Stored data entries:

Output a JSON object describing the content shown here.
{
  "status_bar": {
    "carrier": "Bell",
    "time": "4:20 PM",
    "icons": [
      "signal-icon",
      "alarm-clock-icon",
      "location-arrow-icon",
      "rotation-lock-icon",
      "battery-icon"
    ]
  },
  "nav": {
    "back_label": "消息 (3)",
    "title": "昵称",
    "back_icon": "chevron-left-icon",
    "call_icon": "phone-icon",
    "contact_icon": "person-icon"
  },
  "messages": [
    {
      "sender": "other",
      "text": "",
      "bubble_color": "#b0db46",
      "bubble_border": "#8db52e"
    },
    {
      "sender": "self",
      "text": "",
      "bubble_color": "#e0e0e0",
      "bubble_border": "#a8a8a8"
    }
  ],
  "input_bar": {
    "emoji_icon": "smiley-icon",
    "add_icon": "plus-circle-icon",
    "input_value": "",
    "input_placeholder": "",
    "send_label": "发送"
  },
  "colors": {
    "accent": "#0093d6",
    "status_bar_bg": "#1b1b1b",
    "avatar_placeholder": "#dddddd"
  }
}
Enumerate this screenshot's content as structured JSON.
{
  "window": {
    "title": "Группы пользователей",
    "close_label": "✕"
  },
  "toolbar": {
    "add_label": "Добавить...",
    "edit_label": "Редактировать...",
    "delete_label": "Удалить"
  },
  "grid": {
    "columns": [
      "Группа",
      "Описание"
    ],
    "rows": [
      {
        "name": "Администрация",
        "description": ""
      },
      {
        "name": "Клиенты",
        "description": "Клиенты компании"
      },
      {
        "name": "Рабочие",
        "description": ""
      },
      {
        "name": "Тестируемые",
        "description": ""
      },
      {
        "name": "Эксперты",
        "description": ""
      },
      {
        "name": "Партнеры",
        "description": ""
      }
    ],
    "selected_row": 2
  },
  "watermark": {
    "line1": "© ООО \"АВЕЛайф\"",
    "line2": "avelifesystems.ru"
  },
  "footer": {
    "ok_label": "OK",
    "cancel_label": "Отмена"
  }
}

● WHAT YOU HAVE TO DO: Repeat all the entries word for word.

● SOLUTION FOR THIS EXERCISE:
Output a JSON object describing the content shown here.
{
  "status_bar": {
    "carrier": "Bell",
    "time": "4:20 PM",
    "icons": [
      "signal-icon",
      "alarm-clock-icon",
      "location-arrow-icon",
      "rotation-lock-icon",
      "battery-icon"
    ]
  },
  "nav": {
    "back_label": "消息 (3)",
    "title": "昵称",
    "back_icon": "chevron-left-icon",
    "call_icon": "phone-icon",
    "contact_icon": "person-icon"
  },
  "messages": [
    {
      "sender": "other",
      "text": "",
      "bubble_color": "#b0db46",
      "bubble_border": "#8db52e"
    },
    {
      "sender": "self",
      "text": "",
      "bubble_color": "#e0e0e0",
      "bubble_border": "#a8a8a8"
    }
  ],
  "input_bar": {
    "emoji_icon": "smiley-icon",
    "add_icon": "plus-circle-icon",
    "input_value": "",
    "input_placeholder": "",
    "send_label": "发送"
  },
  "colors": {
    "accent": "#0093d6",
    "status_bar_bg": "#1b1b1b",
    "avatar_placeholder": "#dddddd"
  }
}
Enumerate this screenshot's content as structured JSON.
{
  "window": {
    "title": "Группы пользователей",
    "close_label": "✕"
  },
  "toolbar": {
    "add_label": "Добавить...",
    "edit_label": "Редактировать...",
    "delete_label": "Удалить"
  },
  "grid": {
    "columns": [
      "Группа",
      "Описание"
    ],
    "rows": [
      {
        "name": "Администрация",
        "description": ""
      },
      {
        "name": "Клиенты",
        "description": "Клиенты компании"
      },
      {
        "name": "Рабочие",
        "description": ""
      },
      {
        "name": "Тестируемые",
        "description": ""
      },
      {
        "name": "Эксперты",
        "description": ""
      },
      {
        "name": "Партнеры",
        "description": ""
      }
    ],
    "selected_row": 2
  },
  "watermark": {
    "line1": "© ООО \"АВЕЛайф\"",
    "line2": "avelifesystems.ru"
  },
  "footer": {
    "ok_label": "OK",
    "cancel_label": "Отмена"
  }
}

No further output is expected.